From the listing, collect all lines containing the word "JSON".

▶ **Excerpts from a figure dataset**
** start **

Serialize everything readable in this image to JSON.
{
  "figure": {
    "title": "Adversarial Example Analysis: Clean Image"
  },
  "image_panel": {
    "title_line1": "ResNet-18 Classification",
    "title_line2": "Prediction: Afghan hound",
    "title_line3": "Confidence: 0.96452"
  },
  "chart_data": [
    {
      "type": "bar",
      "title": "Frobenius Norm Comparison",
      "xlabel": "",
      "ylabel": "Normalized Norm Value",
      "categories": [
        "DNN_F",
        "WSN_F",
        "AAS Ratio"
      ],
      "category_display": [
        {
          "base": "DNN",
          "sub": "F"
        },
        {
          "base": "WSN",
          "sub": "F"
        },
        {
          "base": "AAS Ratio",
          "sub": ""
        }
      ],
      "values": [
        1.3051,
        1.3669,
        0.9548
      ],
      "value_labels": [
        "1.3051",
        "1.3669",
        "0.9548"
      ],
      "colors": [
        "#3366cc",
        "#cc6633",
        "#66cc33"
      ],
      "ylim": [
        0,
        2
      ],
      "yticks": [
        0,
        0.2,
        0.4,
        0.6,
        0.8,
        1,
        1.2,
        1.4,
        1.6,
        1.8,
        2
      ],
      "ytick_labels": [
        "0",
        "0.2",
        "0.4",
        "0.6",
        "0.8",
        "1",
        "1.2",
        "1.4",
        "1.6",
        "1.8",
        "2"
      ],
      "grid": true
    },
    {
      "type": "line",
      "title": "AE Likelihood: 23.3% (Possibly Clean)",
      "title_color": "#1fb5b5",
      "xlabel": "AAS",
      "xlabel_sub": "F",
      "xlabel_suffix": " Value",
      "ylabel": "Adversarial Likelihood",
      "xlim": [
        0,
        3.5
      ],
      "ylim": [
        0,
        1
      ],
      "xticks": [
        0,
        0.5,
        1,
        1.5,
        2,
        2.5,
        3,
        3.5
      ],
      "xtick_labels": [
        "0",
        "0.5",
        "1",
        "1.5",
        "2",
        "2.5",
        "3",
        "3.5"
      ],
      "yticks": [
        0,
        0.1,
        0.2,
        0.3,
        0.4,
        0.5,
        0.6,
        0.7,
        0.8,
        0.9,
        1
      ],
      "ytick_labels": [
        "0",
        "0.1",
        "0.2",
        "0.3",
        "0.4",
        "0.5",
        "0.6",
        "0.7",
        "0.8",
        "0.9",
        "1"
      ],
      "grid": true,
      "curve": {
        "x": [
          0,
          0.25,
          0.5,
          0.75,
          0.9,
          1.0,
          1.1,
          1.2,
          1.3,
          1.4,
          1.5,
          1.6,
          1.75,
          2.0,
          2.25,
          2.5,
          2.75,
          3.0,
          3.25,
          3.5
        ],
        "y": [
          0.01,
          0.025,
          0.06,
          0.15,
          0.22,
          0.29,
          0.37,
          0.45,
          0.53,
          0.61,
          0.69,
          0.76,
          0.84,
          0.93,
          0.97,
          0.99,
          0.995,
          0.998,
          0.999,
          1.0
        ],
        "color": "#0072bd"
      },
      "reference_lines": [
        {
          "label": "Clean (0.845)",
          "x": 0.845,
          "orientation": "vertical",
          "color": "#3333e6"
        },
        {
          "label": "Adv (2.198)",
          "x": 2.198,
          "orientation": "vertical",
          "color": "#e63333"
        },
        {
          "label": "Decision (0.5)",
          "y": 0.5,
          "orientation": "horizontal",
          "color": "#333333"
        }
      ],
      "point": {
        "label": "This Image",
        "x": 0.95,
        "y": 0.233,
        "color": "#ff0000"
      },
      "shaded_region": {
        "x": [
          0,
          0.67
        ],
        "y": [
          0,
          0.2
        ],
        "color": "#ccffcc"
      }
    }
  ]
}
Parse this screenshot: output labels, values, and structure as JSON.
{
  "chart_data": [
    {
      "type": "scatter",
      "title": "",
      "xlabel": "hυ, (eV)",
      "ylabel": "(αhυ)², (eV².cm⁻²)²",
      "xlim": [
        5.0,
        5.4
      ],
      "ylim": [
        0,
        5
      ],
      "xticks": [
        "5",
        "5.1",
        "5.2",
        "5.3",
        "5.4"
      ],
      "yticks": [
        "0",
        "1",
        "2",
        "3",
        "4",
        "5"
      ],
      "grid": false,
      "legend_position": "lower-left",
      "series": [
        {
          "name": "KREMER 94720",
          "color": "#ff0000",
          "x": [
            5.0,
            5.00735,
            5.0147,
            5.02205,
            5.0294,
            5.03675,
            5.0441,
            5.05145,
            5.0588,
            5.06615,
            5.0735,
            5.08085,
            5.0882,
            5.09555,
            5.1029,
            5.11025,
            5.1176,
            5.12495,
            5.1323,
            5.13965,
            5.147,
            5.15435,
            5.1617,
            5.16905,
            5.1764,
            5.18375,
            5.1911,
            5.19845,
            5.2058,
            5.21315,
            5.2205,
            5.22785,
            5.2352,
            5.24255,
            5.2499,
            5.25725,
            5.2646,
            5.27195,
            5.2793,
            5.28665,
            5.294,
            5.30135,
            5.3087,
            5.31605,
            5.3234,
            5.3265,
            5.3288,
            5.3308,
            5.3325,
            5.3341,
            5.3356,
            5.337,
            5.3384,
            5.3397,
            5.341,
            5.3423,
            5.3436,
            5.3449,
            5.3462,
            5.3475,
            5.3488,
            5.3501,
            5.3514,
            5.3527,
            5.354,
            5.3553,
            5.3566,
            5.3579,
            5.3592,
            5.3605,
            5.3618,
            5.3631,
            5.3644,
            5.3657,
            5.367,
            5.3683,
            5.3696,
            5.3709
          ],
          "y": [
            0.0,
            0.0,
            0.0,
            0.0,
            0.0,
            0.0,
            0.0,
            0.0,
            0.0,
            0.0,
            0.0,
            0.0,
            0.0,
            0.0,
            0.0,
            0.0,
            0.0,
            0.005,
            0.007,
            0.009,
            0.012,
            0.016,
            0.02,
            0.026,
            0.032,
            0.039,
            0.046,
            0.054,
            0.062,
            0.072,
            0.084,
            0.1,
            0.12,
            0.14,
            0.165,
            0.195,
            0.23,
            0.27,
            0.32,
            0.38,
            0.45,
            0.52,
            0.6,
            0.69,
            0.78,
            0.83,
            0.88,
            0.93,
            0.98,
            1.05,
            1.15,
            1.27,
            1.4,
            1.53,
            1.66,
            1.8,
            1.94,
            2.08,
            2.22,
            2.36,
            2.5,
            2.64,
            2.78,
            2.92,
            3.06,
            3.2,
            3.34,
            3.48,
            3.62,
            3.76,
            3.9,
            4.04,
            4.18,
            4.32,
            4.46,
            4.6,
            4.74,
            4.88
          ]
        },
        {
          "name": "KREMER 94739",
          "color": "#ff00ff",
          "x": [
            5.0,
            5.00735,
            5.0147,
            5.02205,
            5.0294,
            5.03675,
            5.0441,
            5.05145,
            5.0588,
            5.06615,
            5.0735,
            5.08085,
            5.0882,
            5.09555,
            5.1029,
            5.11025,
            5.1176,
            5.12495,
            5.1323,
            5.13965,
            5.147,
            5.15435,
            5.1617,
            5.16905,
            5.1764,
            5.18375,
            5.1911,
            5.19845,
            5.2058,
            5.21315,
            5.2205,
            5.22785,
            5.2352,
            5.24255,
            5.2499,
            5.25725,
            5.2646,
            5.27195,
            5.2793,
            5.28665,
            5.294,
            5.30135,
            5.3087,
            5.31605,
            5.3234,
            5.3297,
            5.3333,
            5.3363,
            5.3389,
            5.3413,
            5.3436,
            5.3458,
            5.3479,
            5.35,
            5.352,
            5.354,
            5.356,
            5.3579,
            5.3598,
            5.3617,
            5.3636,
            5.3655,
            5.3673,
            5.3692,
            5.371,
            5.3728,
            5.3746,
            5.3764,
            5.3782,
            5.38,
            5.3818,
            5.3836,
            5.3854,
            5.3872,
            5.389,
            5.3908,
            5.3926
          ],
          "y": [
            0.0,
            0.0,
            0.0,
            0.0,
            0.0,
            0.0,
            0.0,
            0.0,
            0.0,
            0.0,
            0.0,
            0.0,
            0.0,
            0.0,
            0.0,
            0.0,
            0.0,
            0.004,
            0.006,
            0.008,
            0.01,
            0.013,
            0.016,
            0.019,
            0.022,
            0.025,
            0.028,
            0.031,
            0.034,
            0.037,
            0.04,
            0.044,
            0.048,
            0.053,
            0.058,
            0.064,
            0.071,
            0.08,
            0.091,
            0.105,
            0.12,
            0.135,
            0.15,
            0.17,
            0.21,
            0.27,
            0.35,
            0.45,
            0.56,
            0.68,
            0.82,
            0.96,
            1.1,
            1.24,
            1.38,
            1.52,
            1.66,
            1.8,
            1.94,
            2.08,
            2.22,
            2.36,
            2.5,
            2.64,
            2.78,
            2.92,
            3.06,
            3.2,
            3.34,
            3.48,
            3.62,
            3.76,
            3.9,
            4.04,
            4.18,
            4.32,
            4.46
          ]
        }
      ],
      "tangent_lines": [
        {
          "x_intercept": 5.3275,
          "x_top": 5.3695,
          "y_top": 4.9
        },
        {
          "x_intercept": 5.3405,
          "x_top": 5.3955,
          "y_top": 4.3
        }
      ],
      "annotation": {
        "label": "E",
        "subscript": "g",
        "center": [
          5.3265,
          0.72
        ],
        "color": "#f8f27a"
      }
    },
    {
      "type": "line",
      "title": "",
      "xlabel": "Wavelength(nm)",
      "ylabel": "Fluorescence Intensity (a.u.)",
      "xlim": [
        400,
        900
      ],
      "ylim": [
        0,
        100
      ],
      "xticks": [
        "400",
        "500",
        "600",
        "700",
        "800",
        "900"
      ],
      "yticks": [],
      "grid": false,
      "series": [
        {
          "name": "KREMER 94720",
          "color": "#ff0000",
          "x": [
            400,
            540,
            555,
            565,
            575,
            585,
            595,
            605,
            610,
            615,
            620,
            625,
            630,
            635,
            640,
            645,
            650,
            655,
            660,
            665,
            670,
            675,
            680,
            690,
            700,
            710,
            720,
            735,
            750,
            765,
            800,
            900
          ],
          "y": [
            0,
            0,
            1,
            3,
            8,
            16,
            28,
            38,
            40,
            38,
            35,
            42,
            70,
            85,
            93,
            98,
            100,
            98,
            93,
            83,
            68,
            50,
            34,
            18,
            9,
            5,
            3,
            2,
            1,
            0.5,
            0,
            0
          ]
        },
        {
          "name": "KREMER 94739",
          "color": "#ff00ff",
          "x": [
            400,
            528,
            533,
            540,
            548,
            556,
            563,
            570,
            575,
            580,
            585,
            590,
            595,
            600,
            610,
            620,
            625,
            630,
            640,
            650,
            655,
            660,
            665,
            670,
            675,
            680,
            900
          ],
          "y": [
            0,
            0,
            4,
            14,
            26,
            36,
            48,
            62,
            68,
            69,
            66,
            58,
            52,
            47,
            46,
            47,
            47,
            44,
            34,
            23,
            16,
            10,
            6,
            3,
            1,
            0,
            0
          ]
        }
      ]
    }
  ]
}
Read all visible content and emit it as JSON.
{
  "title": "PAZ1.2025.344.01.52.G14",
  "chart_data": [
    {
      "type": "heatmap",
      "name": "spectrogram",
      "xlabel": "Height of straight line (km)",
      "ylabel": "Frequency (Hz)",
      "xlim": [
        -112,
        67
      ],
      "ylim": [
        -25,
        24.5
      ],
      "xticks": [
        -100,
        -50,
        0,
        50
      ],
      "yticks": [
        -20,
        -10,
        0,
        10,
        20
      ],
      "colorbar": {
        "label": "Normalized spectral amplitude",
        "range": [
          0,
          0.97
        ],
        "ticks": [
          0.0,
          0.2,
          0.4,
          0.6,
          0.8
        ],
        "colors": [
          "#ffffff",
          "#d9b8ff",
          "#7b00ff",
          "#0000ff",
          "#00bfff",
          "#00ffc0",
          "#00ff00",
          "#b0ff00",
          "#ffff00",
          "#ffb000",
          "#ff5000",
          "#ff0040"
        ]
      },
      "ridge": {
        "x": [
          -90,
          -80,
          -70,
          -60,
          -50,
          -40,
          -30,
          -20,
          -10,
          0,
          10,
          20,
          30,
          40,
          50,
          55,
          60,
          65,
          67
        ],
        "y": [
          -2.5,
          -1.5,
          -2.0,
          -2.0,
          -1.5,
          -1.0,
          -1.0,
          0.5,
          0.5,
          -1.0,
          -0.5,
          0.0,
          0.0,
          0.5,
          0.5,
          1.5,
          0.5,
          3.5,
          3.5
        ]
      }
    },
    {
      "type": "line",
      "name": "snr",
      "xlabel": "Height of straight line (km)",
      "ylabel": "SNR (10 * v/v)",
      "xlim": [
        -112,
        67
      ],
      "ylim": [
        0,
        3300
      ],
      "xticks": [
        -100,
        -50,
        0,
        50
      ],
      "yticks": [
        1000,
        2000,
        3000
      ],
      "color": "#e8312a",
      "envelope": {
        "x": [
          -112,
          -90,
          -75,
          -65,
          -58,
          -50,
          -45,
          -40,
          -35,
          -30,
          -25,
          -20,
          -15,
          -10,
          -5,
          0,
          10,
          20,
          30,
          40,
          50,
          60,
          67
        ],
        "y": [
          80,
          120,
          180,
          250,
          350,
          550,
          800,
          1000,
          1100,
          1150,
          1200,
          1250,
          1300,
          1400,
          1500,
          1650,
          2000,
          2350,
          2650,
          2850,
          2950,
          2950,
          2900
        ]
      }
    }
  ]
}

** end **

▶ **SOLUTION TO THE PROBLEM**
Serialize everything readable in this image to JSON.
Parse this screenshot: output labels, values, and structure as JSON.
Read all visible content and emit it as JSON.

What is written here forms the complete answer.